(Saved entries)
-- START --

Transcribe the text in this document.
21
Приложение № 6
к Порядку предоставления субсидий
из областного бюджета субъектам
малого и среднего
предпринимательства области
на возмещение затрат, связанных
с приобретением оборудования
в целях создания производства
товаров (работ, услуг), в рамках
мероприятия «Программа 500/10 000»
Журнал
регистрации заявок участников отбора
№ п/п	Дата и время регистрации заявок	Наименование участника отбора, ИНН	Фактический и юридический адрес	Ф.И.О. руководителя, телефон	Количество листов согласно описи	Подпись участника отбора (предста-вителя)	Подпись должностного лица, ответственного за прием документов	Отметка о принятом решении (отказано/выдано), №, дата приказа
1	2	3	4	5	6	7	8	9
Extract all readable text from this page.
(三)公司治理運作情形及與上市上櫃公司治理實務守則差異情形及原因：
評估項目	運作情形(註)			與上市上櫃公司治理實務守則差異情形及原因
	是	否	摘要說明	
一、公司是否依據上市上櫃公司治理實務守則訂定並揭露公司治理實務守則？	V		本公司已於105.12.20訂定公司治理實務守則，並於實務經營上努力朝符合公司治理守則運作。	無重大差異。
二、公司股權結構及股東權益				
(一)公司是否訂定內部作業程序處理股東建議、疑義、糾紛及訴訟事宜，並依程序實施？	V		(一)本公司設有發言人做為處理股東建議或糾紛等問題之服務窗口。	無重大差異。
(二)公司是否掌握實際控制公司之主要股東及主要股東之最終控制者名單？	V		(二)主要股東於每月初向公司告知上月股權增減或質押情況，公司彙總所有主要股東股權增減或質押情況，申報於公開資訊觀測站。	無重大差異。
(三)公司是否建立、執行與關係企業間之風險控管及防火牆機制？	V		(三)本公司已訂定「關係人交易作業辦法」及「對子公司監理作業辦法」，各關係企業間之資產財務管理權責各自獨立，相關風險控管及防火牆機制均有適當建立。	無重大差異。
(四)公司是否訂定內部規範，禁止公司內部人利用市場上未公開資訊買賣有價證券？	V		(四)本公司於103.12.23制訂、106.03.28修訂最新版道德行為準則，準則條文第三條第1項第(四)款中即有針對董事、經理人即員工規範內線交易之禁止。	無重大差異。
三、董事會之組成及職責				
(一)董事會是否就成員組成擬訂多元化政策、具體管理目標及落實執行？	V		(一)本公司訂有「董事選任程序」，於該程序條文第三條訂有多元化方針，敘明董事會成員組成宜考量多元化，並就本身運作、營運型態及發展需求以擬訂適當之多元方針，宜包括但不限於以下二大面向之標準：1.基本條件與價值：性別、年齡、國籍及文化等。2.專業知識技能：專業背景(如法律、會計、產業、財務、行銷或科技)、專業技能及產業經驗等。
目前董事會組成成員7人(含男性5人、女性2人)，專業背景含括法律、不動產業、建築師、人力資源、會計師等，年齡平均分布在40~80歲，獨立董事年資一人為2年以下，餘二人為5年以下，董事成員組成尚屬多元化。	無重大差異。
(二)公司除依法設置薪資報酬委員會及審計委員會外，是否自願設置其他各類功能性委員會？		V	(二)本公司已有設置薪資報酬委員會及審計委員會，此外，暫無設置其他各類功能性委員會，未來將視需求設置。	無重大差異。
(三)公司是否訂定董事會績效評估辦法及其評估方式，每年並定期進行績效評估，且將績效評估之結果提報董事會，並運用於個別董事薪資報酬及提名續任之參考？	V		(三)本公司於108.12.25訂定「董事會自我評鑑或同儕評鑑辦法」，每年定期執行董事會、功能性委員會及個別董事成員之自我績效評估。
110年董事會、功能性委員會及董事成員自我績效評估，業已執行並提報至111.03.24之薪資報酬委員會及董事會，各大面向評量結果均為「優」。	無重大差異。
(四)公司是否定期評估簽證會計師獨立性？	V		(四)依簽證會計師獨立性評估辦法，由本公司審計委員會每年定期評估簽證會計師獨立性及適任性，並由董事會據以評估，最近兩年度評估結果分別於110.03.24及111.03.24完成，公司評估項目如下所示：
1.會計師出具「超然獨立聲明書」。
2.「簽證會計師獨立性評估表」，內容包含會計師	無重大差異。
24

-- END --

REQUIREMENT:
Say how many lines above contain the string "text". Answer with the number only.

RESULT BELOW:
2